[Extracted records]
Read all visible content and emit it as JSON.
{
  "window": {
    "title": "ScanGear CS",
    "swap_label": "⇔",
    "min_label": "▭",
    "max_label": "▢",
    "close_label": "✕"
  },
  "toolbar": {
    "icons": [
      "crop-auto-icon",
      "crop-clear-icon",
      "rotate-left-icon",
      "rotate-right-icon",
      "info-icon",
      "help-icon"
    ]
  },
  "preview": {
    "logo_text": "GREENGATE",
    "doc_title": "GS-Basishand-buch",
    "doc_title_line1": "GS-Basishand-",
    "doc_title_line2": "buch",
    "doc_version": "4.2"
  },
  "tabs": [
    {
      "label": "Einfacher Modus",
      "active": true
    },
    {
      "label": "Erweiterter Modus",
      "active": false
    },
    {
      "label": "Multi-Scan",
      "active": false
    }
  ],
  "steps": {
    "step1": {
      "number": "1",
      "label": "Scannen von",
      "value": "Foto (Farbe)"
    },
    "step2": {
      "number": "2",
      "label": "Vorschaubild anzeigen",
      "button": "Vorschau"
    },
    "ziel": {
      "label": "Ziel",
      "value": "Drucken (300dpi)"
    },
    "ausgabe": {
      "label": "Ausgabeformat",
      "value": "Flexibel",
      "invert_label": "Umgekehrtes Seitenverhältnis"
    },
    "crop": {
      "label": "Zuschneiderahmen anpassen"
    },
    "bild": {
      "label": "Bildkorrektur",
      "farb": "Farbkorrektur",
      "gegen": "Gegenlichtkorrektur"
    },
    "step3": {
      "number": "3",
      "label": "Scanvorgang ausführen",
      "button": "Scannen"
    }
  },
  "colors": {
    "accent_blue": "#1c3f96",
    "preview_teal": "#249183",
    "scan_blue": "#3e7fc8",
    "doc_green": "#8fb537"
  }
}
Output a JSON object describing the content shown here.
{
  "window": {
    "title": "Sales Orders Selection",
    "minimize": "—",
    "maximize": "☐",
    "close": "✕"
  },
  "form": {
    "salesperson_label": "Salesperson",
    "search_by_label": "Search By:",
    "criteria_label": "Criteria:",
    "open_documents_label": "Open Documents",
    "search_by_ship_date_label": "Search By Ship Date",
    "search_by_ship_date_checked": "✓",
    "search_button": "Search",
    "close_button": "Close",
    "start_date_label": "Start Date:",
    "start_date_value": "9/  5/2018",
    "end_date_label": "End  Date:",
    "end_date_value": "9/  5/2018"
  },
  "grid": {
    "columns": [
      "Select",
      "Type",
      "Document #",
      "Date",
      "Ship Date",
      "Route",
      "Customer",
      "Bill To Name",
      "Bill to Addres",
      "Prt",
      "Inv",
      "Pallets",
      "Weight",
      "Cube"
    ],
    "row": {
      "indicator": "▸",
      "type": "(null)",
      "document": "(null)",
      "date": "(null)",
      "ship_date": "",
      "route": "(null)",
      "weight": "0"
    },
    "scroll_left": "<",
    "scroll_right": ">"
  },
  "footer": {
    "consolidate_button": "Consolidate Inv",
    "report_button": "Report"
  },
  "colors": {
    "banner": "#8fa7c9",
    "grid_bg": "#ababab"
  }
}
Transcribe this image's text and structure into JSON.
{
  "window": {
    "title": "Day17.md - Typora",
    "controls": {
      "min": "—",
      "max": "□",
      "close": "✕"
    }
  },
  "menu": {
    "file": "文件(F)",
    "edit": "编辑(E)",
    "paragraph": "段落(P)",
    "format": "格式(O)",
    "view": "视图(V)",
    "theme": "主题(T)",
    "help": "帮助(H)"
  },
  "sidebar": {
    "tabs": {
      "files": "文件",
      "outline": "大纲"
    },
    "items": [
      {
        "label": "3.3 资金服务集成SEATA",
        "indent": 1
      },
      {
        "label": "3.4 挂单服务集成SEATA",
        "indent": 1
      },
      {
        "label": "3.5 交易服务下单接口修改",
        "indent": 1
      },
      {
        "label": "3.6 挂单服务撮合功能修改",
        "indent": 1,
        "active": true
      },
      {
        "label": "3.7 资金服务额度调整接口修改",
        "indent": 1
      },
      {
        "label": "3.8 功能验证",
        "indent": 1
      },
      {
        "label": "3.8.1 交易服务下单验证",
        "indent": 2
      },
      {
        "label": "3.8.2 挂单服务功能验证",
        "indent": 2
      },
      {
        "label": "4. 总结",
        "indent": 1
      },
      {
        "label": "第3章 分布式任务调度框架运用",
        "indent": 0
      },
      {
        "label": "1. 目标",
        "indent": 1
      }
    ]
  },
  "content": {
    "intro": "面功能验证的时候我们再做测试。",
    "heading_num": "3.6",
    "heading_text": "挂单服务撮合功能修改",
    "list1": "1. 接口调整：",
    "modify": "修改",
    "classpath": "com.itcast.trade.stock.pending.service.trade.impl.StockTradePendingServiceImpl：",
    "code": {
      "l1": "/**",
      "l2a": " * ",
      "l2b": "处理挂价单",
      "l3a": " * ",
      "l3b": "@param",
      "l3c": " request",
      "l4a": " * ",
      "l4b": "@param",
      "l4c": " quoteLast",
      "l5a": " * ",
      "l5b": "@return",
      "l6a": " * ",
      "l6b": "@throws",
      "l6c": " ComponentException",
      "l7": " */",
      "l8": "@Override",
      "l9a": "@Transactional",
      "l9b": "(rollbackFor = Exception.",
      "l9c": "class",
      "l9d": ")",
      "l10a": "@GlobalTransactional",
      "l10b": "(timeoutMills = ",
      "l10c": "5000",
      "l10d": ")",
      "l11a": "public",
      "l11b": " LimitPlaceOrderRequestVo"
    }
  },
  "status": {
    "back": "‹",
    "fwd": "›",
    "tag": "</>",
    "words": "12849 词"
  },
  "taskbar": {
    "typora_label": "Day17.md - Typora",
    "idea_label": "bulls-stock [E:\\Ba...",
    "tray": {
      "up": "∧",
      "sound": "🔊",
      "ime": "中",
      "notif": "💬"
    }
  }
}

* **GOAL OF THE EXERCISE**
Produce a verbatim transcription of the entries above.

* **WRITTEN RESPONSE**
Read all visible content and emit it as JSON.
{
  "window": {
    "title": "ScanGear CS",
    "swap_label": "⇔",
    "min_label": "▭",
    "max_label": "▢",
    "close_label": "✕"
  },
  "toolbar": {
    "icons": [
      "crop-auto-icon",
      "crop-clear-icon",
      "rotate-left-icon",
      "rotate-right-icon",
      "info-icon",
      "help-icon"
    ]
  },
  "preview": {
    "logo_text": "GREENGATE",
    "doc_title": "GS-Basishand-buch",
    "doc_title_line1": "GS-Basishand-",
    "doc_title_line2": "buch",
    "doc_version": "4.2"
  },
  "tabs": [
    {
      "label": "Einfacher Modus",
      "active": true
    },
    {
      "label": "Erweiterter Modus",
      "active": false
    },
    {
      "label": "Multi-Scan",
      "active": false
    }
  ],
  "steps": {
    "step1": {
      "number": "1",
      "label": "Scannen von",
      "value": "Foto (Farbe)"
    },
    "step2": {
      "number": "2",
      "label": "Vorschaubild anzeigen",
      "button": "Vorschau"
    },
    "ziel": {
      "label": "Ziel",
      "value": "Drucken (300dpi)"
    },
    "ausgabe": {
      "label": "Ausgabeformat",
      "value": "Flexibel",
      "invert_label": "Umgekehrtes Seitenverhältnis"
    },
    "crop": {
      "label": "Zuschneiderahmen anpassen"
    },
    "bild": {
      "label": "Bildkorrektur",
      "farb": "Farbkorrektur",
      "gegen": "Gegenlichtkorrektur"
    },
    "step3": {
      "number": "3",
      "label": "Scanvorgang ausführen",
      "button": "Scannen"
    }
  },
  "colors": {
    "accent_blue": "#1c3f96",
    "preview_teal": "#249183",
    "scan_blue": "#3e7fc8",
    "doc_green": "#8fb537"
  }
}
Output a JSON object describing the content shown here.
{
  "window": {
    "title": "Sales Orders Selection",
    "minimize": "—",
    "maximize": "☐",
    "close": "✕"
  },
  "form": {
    "salesperson_label": "Salesperson",
    "search_by_label": "Search By:",
    "criteria_label": "Criteria:",
    "open_documents_label": "Open Documents",
    "search_by_ship_date_label": "Search By Ship Date",
    "search_by_ship_date_checked": "✓",
    "search_button": "Search",
    "close_button": "Close",
    "start_date_label": "Start Date:",
    "start_date_value": "9/  5/2018",
    "end_date_label": "End  Date:",
    "end_date_value": "9/  5/2018"
  },
  "grid": {
    "columns": [
      "Select",
      "Type",
      "Document #",
      "Date",
      "Ship Date",
      "Route",
      "Customer",
      "Bill To Name",
      "Bill to Addres",
      "Prt",
      "Inv",
      "Pallets",
      "Weight",
      "Cube"
    ],
    "row": {
      "indicator": "▸",
      "type": "(null)",
      "document": "(null)",
      "date": "(null)",
      "ship_date": "",
      "route": "(null)",
      "weight": "0"
    },
    "scroll_left": "<",
    "scroll_right": ">"
  },
  "footer": {
    "consolidate_button": "Consolidate Inv",
    "report_button": "Report"
  },
  "colors": {
    "banner": "#8fa7c9",
    "grid_bg": "#ababab"
  }
}
Transcribe this image's text and structure into JSON.
{
  "window": {
    "title": "Day17.md - Typora",
    "controls": {
      "min": "—",
      "max": "□",
      "close": "✕"
    }
  },
  "menu": {
    "file": "文件(F)",
    "edit": "编辑(E)",
    "paragraph": "段落(P)",
    "format": "格式(O)",
    "view": "视图(V)",
    "theme": "主题(T)",
    "help": "帮助(H)"
  },
  "sidebar": {
    "tabs": {
      "files": "文件",
      "outline": "大纲"
    },
    "items": [
      {
        "label": "3.3 资金服务集成SEATA",
        "indent": 1
      },
      {
        "label": "3.4 挂单服务集成SEATA",
        "indent": 1
      },
      {
        "label": "3.5 交易服务下单接口修改",
        "indent": 1
      },
      {
        "label": "3.6 挂单服务撮合功能修改",
        "indent": 1,
        "active": true
      },
      {
        "label": "3.7 资金服务额度调整接口修改",
        "indent": 1
      },
      {
        "label": "3.8 功能验证",
        "indent": 1
      },
      {
        "label": "3.8.1 交易服务下单验证",
        "indent": 2
      },
      {
        "label": "3.8.2 挂单服务功能验证",
        "indent": 2
      },
      {
        "label": "4. 总结",
        "indent": 1
      },
      {
        "label": "第3章 分布式任务调度框架运用",
        "indent": 0
      },
      {
        "label": "1. 目标",
        "indent": 1
      }
    ]
  },
  "content": {
    "intro": "面功能验证的时候我们再做测试。",
    "heading_num": "3.6",
    "heading_text": "挂单服务撮合功能修改",
    "list1": "1. 接口调整：",
    "modify": "修改",
    "classpath": "com.itcast.trade.stock.pending.service.trade.impl.StockTradePendingServiceImpl：",
    "code": {
      "l1": "/**",
      "l2a": " * ",
      "l2b": "处理挂价单",
      "l3a": " * ",
      "l3b": "@param",
      "l3c": " request",
      "l4a": " * ",
      "l4b": "@param",
      "l4c": " quoteLast",
      "l5a": " * ",
      "l5b": "@return",
      "l6a": " * ",
      "l6b": "@throws",
      "l6c": " ComponentException",
      "l7": " */",
      "l8": "@Override",
      "l9a": "@Transactional",
      "l9b": "(rollbackFor = Exception.",
      "l9c": "class",
      "l9d": ")",
      "l10a": "@GlobalTransactional",
      "l10b": "(timeoutMills = ",
      "l10c": "5000",
      "l10d": ")",
      "l11a": "public",
      "l11b": " LimitPlaceOrderRequestVo"
    }
  },
  "status": {
    "back": "‹",
    "fwd": "›",
    "tag": "</>",
    "words": "12849 词"
  },
  "taskbar": {
    "typora_label": "Day17.md - Typora",
    "idea_label": "bulls-stock [E:\\Ba...",
    "tray": {
      "up": "∧",
      "sound": "🔊",
      "ime": "中",
      "notif": "💬"
    }
  }
}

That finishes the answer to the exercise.